* BEGIN Records for this task *
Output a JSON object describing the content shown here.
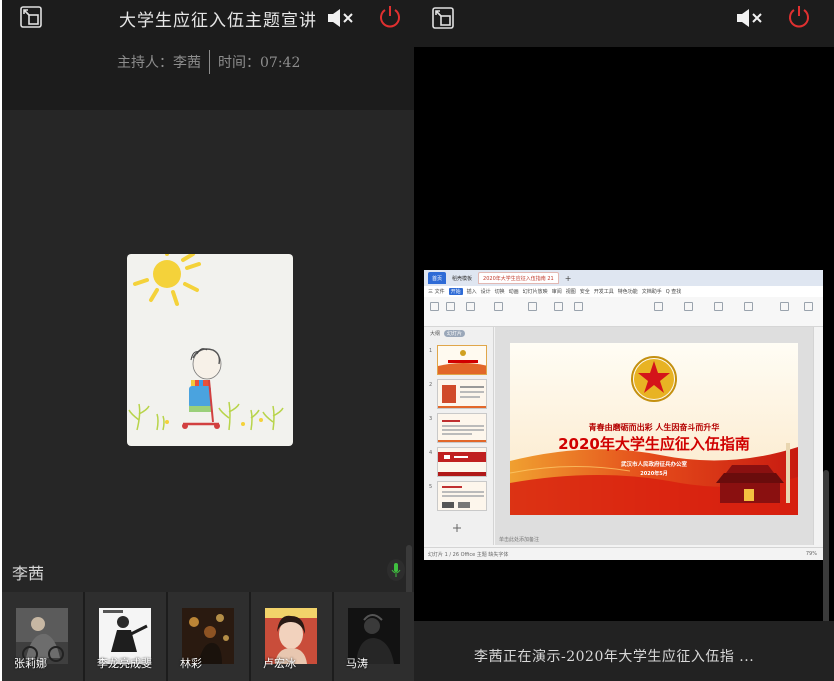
{
  "left_panel": {
    "title": "大学生应征入伍主题宣讲",
    "host_label": "主持人：李茜",
    "time_label": "时间：07:42",
    "speaker_name": "李茜",
    "participants": [
      {
        "name": "张莉娜"
      },
      {
        "name": "李龙亮成斐"
      },
      {
        "name": "林彩"
      },
      {
        "name": "卢宏冰"
      },
      {
        "name": "马涛"
      }
    ]
  },
  "right_panel": {
    "footer_text": "李茜正在演示-2020年大学生应征入伍指 ...",
    "wps": {
      "tabs": {
        "home": "首页",
        "templates": "稻壳模板",
        "doc": "2020年大学生应征入伍指南 21",
        "plus": "+"
      },
      "menu": [
        "三 文件",
        "开始",
        "插入",
        "设计",
        "切换",
        "动画",
        "幻灯片放映",
        "审阅",
        "视图",
        "安全",
        "开发工具",
        "特色功能",
        "文档助手",
        "Q 查找"
      ],
      "menu_active_index": 1,
      "panel_tabs": {
        "outline": "大纲",
        "slides": "幻灯片"
      },
      "slide_numbers": [
        "1",
        "2",
        "3",
        "4",
        "5"
      ],
      "status_left": "幻灯片 1 / 26    Office 主题    缺失字体",
      "status_right": "79%",
      "notes_placeholder": "单击此处添加备注",
      "slide": {
        "subtitle": "青春由磨砺而出彩  人生因奋斗而升华",
        "title": "2020年大学生应征入伍指南",
        "org": "武汉市人民政府征兵办公室",
        "date": "2020年5月"
      }
    }
  },
  "colors": {
    "power_icon": "#e03030",
    "slide_red": "#d00000",
    "wps_blue": "#2e6bd6",
    "mic_green": "#3fbf3f"
  },
  "icons": {
    "exit_fullscreen": "exit-fullscreen-icon",
    "mute": "speaker-mute-icon",
    "power": "power-icon",
    "mic": "microphone-icon"
  }
}
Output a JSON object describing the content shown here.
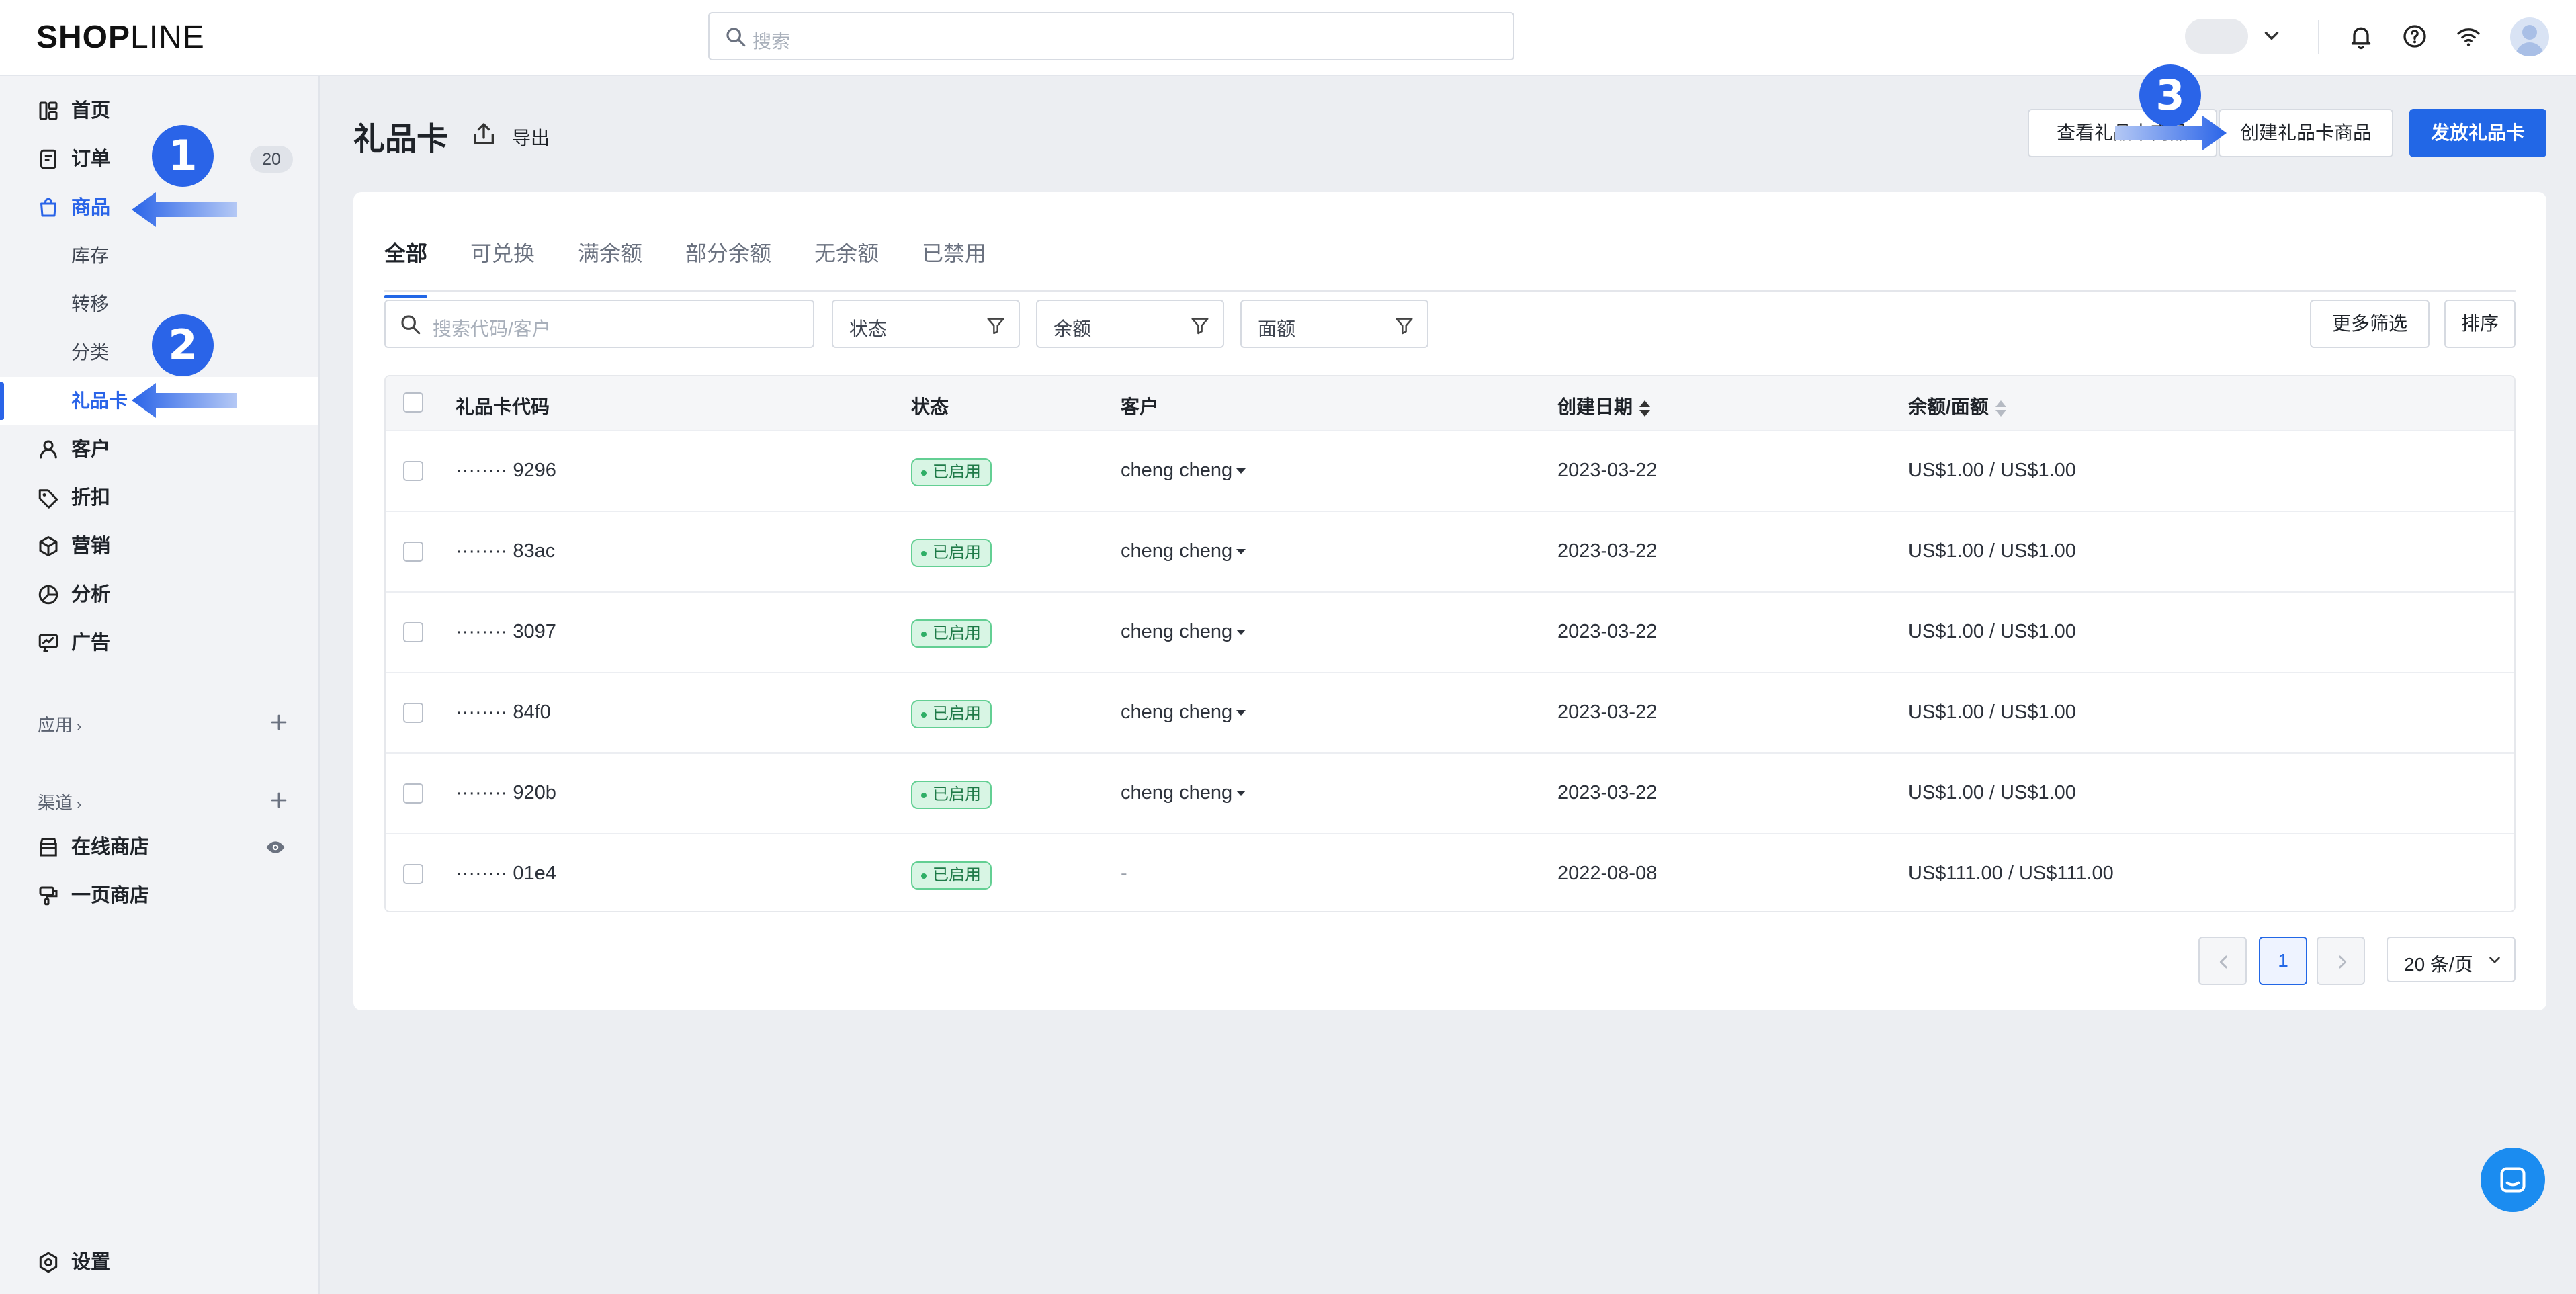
{
  "header": {
    "logo_part1": "SHOP",
    "logo_part2": "LINE",
    "search_placeholder": "搜索"
  },
  "sidebar": {
    "items": [
      {
        "label": "首页",
        "icon": "home-icon"
      },
      {
        "label": "订单",
        "icon": "order-icon",
        "badge": "20"
      },
      {
        "label": "商品",
        "icon": "shopping-bag-icon",
        "active": true
      },
      {
        "label": "客户",
        "icon": "user-icon"
      },
      {
        "label": "折扣",
        "icon": "tag-icon"
      },
      {
        "label": "营销",
        "icon": "cube-icon"
      },
      {
        "label": "分析",
        "icon": "pie-chart-icon"
      },
      {
        "label": "广告",
        "icon": "ads-icon"
      }
    ],
    "sub_items": [
      {
        "label": "库存"
      },
      {
        "label": "转移"
      },
      {
        "label": "分类"
      },
      {
        "label": "礼品卡",
        "active": true
      }
    ],
    "apps_label": "应用",
    "channels_label": "渠道",
    "channels": [
      {
        "label": "在线商店",
        "icon": "store-icon"
      },
      {
        "label": "一页商店",
        "icon": "one-page-store-icon"
      }
    ],
    "settings_label": "设置"
  },
  "annotations": [
    "1",
    "2",
    "3"
  ],
  "page": {
    "title": "礼品卡",
    "export_label": "导出",
    "btn_view_products": "查看礼品卡商品",
    "btn_create_product": "创建礼品卡商品",
    "btn_issue": "发放礼品卡"
  },
  "tabs": [
    "全部",
    "可兑换",
    "满余额",
    "部分余额",
    "无余额",
    "已禁用"
  ],
  "filters": {
    "search_placeholder": "搜索代码/客户",
    "status": "状态",
    "balance": "余额",
    "denomination": "面额",
    "more_filters": "更多筛选",
    "sort": "排序"
  },
  "table": {
    "headers": {
      "code": "礼品卡代码",
      "status": "状态",
      "customer": "客户",
      "created": "创建日期",
      "balance": "余额/面额"
    },
    "rows": [
      {
        "code": "········ 9296",
        "status": "已启用",
        "customer": "cheng cheng",
        "created": "2023-03-22",
        "balance": "US$1.00 / US$1.00"
      },
      {
        "code": "········ 83ac",
        "status": "已启用",
        "customer": "cheng cheng",
        "created": "2023-03-22",
        "balance": "US$1.00 / US$1.00"
      },
      {
        "code": "········ 3097",
        "status": "已启用",
        "customer": "cheng cheng",
        "created": "2023-03-22",
        "balance": "US$1.00 / US$1.00"
      },
      {
        "code": "········ 84f0",
        "status": "已启用",
        "customer": "cheng cheng",
        "created": "2023-03-22",
        "balance": "US$1.00 / US$1.00"
      },
      {
        "code": "········ 920b",
        "status": "已启用",
        "customer": "cheng cheng",
        "created": "2023-03-22",
        "balance": "US$1.00 / US$1.00"
      },
      {
        "code": "········ 01e4",
        "status": "已启用",
        "customer": "-",
        "created": "2022-08-08",
        "balance": "US$111.00 / US$111.00"
      }
    ]
  },
  "pagination": {
    "current_page": "1",
    "page_size": "20 条/页"
  },
  "colors": {
    "accent": "#2267e6",
    "status_green": "#2fae66",
    "annotation": "#2a64e8"
  }
}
* END Records for this task *
→ Your task: Omit the pictures, and quote the material above exactly as given.

→ The answer:
Output a JSON object describing the content shown here.
{
  "left_panel": {
    "title": "大学生应征入伍主题宣讲",
    "host_label": "主持人：李茜",
    "time_label": "时间：07:42",
    "speaker_name": "李茜",
    "participants": [
      {
        "name": "张莉娜"
      },
      {
        "name": "李龙亮成斐"
      },
      {
        "name": "林彩"
      },
      {
        "name": "卢宏冰"
      },
      {
        "name": "马涛"
      }
    ]
  },
  "right_panel": {
    "footer_text": "李茜正在演示-2020年大学生应征入伍指 ...",
    "wps": {
      "tabs": {
        "home": "首页",
        "templates": "稻壳模板",
        "doc": "2020年大学生应征入伍指南 21",
        "plus": "+"
      },
      "menu": [
        "三 文件",
        "开始",
        "插入",
        "设计",
        "切换",
        "动画",
        "幻灯片放映",
        "审阅",
        "视图",
        "安全",
        "开发工具",
        "特色功能",
        "文档助手",
        "Q 查找"
      ],
      "menu_active_index": 1,
      "panel_tabs": {
        "outline": "大纲",
        "slides": "幻灯片"
      },
      "slide_numbers": [
        "1",
        "2",
        "3",
        "4",
        "5"
      ],
      "status_left": "幻灯片 1 / 26    Office 主题    缺失字体",
      "status_right": "79%",
      "notes_placeholder": "单击此处添加备注",
      "slide": {
        "subtitle": "青春由磨砺而出彩  人生因奋斗而升华",
        "title": "2020年大学生应征入伍指南",
        "org": "武汉市人民政府征兵办公室",
        "date": "2020年5月"
      }
    }
  },
  "colors": {
    "power_icon": "#e03030",
    "slide_red": "#d00000",
    "wps_blue": "#2e6bd6",
    "mic_green": "#3fbf3f"
  },
  "icons": {
    "exit_fullscreen": "exit-fullscreen-icon",
    "mute": "speaker-mute-icon",
    "power": "power-icon",
    "mic": "microphone-icon"
  }
}
Output a JSON object describing the content shown here.
{
  "header": {
    "logo_part1": "SHOP",
    "logo_part2": "LINE",
    "search_placeholder": "搜索"
  },
  "sidebar": {
    "items": [
      {
        "label": "首页",
        "icon": "home-icon"
      },
      {
        "label": "订单",
        "icon": "order-icon",
        "badge": "20"
      },
      {
        "label": "商品",
        "icon": "shopping-bag-icon",
        "active": true
      },
      {
        "label": "客户",
        "icon": "user-icon"
      },
      {
        "label": "折扣",
        "icon": "tag-icon"
      },
      {
        "label": "营销",
        "icon": "cube-icon"
      },
      {
        "label": "分析",
        "icon": "pie-chart-icon"
      },
      {
        "label": "广告",
        "icon": "ads-icon"
      }
    ],
    "sub_items": [
      {
        "label": "库存"
      },
      {
        "label": "转移"
      },
      {
        "label": "分类"
      },
      {
        "label": "礼品卡",
        "active": true
      }
    ],
    "apps_label": "应用",
    "channels_label": "渠道",
    "channels": [
      {
        "label": "在线商店",
        "icon": "store-icon"
      },
      {
        "label": "一页商店",
        "icon": "one-page-store-icon"
      }
    ],
    "settings_label": "设置"
  },
  "annotations": [
    "1",
    "2",
    "3"
  ],
  "page": {
    "title": "礼品卡",
    "export_label": "导出",
    "btn_view_products": "查看礼品卡商品",
    "btn_create_product": "创建礼品卡商品",
    "btn_issue": "发放礼品卡"
  },
  "tabs": [
    "全部",
    "可兑换",
    "满余额",
    "部分余额",
    "无余额",
    "已禁用"
  ],
  "filters": {
    "search_placeholder": "搜索代码/客户",
    "status": "状态",
    "balance": "余额",
    "denomination": "面额",
    "more_filters": "更多筛选",
    "sort": "排序"
  },
  "table": {
    "headers": {
      "code": "礼品卡代码",
      "status": "状态",
      "customer": "客户",
      "created": "创建日期",
      "balance": "余额/面额"
    },
    "rows": [
      {
        "code": "········ 9296",
        "status": "已启用",
        "customer": "cheng cheng",
        "created": "2023-03-22",
        "balance": "US$1.00 / US$1.00"
      },
      {
        "code": "········ 83ac",
        "status": "已启用",
        "customer": "cheng cheng",
        "created": "2023-03-22",
        "balance": "US$1.00 / US$1.00"
      },
      {
        "code": "········ 3097",
        "status": "已启用",
        "customer": "cheng cheng",
        "created": "2023-03-22",
        "balance": "US$1.00 / US$1.00"
      },
      {
        "code": "········ 84f0",
        "status": "已启用",
        "customer": "cheng cheng",
        "created": "2023-03-22",
        "balance": "US$1.00 / US$1.00"
      },
      {
        "code": "········ 920b",
        "status": "已启用",
        "customer": "cheng cheng",
        "created": "2023-03-22",
        "balance": "US$1.00 / US$1.00"
      },
      {
        "code": "········ 01e4",
        "status": "已启用",
        "customer": "-",
        "created": "2022-08-08",
        "balance": "US$111.00 / US$111.00"
      }
    ]
  },
  "pagination": {
    "current_page": "1",
    "page_size": "20 条/页"
  },
  "colors": {
    "accent": "#2267e6",
    "status_green": "#2fae66",
    "annotation": "#2a64e8"
  }
}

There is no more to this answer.